[Records provided start]
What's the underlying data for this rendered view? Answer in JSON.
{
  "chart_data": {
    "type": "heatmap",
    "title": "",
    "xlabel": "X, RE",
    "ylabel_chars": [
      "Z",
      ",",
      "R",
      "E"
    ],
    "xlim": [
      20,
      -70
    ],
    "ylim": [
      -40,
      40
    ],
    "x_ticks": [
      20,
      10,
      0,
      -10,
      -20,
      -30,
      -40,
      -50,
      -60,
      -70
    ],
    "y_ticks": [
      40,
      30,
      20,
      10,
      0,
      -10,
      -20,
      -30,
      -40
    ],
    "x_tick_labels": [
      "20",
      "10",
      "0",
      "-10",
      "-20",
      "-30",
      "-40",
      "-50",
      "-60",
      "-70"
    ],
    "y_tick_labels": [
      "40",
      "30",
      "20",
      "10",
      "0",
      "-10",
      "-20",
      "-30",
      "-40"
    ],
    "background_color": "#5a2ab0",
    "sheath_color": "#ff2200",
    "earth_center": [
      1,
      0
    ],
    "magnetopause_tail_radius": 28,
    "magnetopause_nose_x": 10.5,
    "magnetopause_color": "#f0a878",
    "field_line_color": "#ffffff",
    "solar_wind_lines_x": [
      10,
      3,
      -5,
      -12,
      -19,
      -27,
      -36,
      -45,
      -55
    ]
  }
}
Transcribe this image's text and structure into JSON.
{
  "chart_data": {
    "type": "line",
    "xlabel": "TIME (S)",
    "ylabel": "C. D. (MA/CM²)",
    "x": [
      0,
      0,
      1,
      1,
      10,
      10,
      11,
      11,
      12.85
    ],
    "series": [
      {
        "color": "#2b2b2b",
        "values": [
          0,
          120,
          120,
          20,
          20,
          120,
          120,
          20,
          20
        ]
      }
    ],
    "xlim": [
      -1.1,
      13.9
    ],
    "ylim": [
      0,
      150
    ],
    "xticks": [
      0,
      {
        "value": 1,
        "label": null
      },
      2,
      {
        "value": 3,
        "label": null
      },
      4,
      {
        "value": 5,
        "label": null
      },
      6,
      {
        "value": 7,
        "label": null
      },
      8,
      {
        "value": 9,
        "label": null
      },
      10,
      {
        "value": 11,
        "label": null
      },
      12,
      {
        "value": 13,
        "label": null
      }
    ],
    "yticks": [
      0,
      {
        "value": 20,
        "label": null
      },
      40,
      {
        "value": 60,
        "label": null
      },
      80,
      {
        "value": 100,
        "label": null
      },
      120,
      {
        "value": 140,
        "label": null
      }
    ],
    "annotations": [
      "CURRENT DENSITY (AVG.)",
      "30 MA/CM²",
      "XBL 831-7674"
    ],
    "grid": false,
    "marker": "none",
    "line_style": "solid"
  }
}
[Records provided end]
Your instructions - The lines above should be duplicated exactly.

Written solution -
What's the underlying data for this rendered view? Answer in JSON.
{
  "chart_data": {
    "type": "heatmap",
    "title": "",
    "xlabel": "X, RE",
    "ylabel_chars": [
      "Z",
      ",",
      "R",
      "E"
    ],
    "xlim": [
      20,
      -70
    ],
    "ylim": [
      -40,
      40
    ],
    "x_ticks": [
      20,
      10,
      0,
      -10,
      -20,
      -30,
      -40,
      -50,
      -60,
      -70
    ],
    "y_ticks": [
      40,
      30,
      20,
      10,
      0,
      -10,
      -20,
      -30,
      -40
    ],
    "x_tick_labels": [
      "20",
      "10",
      "0",
      "-10",
      "-20",
      "-30",
      "-40",
      "-50",
      "-60",
      "-70"
    ],
    "y_tick_labels": [
      "40",
      "30",
      "20",
      "10",
      "0",
      "-10",
      "-20",
      "-30",
      "-40"
    ],
    "background_color": "#5a2ab0",
    "sheath_color": "#ff2200",
    "earth_center": [
      1,
      0
    ],
    "magnetopause_tail_radius": 28,
    "magnetopause_nose_x": 10.5,
    "magnetopause_color": "#f0a878",
    "field_line_color": "#ffffff",
    "solar_wind_lines_x": [
      10,
      3,
      -5,
      -12,
      -19,
      -27,
      -36,
      -45,
      -55
    ]
  }
}
Transcribe this image's text and structure into JSON.
{
  "chart_data": {
    "type": "line",
    "xlabel": "TIME (S)",
    "ylabel": "C. D. (MA/CM²)",
    "x": [
      0,
      0,
      1,
      1,
      10,
      10,
      11,
      11,
      12.85
    ],
    "series": [
      {
        "color": "#2b2b2b",
        "values": [
          0,
          120,
          120,
          20,
          20,
          120,
          120,
          20,
          20
        ]
      }
    ],
    "xlim": [
      -1.1,
      13.9
    ],
    "ylim": [
      0,
      150
    ],
    "xticks": [
      0,
      {
        "value": 1,
        "label": null
      },
      2,
      {
        "value": 3,
        "label": null
      },
      4,
      {
        "value": 5,
        "label": null
      },
      6,
      {
        "value": 7,
        "label": null
      },
      8,
      {
        "value": 9,
        "label": null
      },
      10,
      {
        "value": 11,
        "label": null
      },
      12,
      {
        "value": 13,
        "label": null
      }
    ],
    "yticks": [
      0,
      {
        "value": 20,
        "label": null
      },
      40,
      {
        "value": 60,
        "label": null
      },
      80,
      {
        "value": 100,
        "label": null
      },
      120,
      {
        "value": 140,
        "label": null
      }
    ],
    "annotations": [
      "CURRENT DENSITY (AVG.)",
      "30 MA/CM²",
      "XBL 831-7674"
    ],
    "grid": false,
    "marker": "none",
    "line_style": "solid"
  }
}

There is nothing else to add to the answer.